Page excerpt -
Newest gun control initiative--stock divestiture

After years of trying and failing to push new laws through Congress, gun control advocates are targeting American firearms makers from a different angle, according to NPR..
"The only thing they really understand is money," says Leah Gunn Barrett, executive director of the nonprofit New Yorkers Against Gun Violence. She's also part of a coalition called the Campaign to Unload, which encourages investors large and small to divest from owning stock in companies that make guns and ammunition.
"You may not even know that your 401(k) has gun stocks in it," Barrett says. "So asking the question is very, very important. Not only for individuals, but for public pension funds...it's really raising the issue and making gun stocks toxic."
Gun control advocates have been pushing for years to get investors to divest from companies that make firearms and ammunition. Now officials in New York City want to widen that push to include retailers. But not everyone thinks their divestment campaign will succeed.

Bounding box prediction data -
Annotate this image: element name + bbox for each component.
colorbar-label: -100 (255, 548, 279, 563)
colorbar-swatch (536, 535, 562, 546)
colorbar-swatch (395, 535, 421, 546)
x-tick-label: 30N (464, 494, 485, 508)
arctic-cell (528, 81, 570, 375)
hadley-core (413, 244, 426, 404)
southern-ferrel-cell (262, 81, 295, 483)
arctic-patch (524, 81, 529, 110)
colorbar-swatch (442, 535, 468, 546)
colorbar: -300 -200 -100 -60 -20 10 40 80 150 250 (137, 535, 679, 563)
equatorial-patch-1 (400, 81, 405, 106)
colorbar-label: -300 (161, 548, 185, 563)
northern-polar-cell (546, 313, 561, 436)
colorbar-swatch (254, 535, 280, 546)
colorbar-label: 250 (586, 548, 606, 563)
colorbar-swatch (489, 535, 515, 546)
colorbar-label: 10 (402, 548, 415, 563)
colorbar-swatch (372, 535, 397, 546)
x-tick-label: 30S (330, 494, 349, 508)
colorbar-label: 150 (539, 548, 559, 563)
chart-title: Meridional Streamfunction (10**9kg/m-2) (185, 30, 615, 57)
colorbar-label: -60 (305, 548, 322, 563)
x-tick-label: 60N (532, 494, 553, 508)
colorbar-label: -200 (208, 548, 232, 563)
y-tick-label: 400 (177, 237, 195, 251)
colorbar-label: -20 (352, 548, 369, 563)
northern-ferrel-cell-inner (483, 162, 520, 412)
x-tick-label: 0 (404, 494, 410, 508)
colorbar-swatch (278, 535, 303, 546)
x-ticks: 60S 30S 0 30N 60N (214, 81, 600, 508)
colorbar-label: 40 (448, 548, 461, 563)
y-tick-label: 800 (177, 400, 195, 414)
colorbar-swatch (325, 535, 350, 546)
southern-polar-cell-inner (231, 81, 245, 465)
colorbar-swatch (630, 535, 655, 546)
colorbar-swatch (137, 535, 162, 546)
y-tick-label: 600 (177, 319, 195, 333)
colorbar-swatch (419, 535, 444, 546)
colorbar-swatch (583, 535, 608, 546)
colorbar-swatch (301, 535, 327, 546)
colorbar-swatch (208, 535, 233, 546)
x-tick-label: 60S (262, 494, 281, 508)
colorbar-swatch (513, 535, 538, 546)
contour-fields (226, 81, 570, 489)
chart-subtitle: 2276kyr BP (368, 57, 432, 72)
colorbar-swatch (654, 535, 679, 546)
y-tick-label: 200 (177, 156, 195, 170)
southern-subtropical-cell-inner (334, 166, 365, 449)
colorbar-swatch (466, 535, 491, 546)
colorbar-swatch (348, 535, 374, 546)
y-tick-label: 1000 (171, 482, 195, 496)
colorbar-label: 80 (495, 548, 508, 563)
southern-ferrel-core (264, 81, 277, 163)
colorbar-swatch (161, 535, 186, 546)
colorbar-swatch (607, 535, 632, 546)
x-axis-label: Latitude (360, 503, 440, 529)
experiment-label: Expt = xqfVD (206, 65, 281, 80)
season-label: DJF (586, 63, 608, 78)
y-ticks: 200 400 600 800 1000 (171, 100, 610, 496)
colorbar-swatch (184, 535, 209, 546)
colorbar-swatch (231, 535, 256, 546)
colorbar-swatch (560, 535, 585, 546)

Problem description -
Reproduce the passage on gun stock divestiture word for word, from its title to its last sentence.

Solved exercise -
Newest gun control initiative--stock divestiture

After years of trying and failing to push new laws through Congress, gun control advocates are targeting American firearms makers from a different angle, according to NPR..
"The only thing they really understand is money," says Leah Gunn Barrett, executive director of the nonprofit New Yorkers Against Gun Violence. She's also part of a coalition called the Campaign to Unload, which encourages investors large and small to divest from owning stock in companies that make guns and ammunition.
"You may not even know that your 401(k) has gun stocks in it," Barrett says. "So asking the question is very, very important. Not only for individuals, but for public pension funds...it's really raising the issue and making gun stocks toxic."
Gun control advocates have been pushing for years to get investors to divest from companies that make firearms and ammunition. Now officials in New York City want to widen that push to include retailers. But not everyone thinks their divestment campaign will succeed.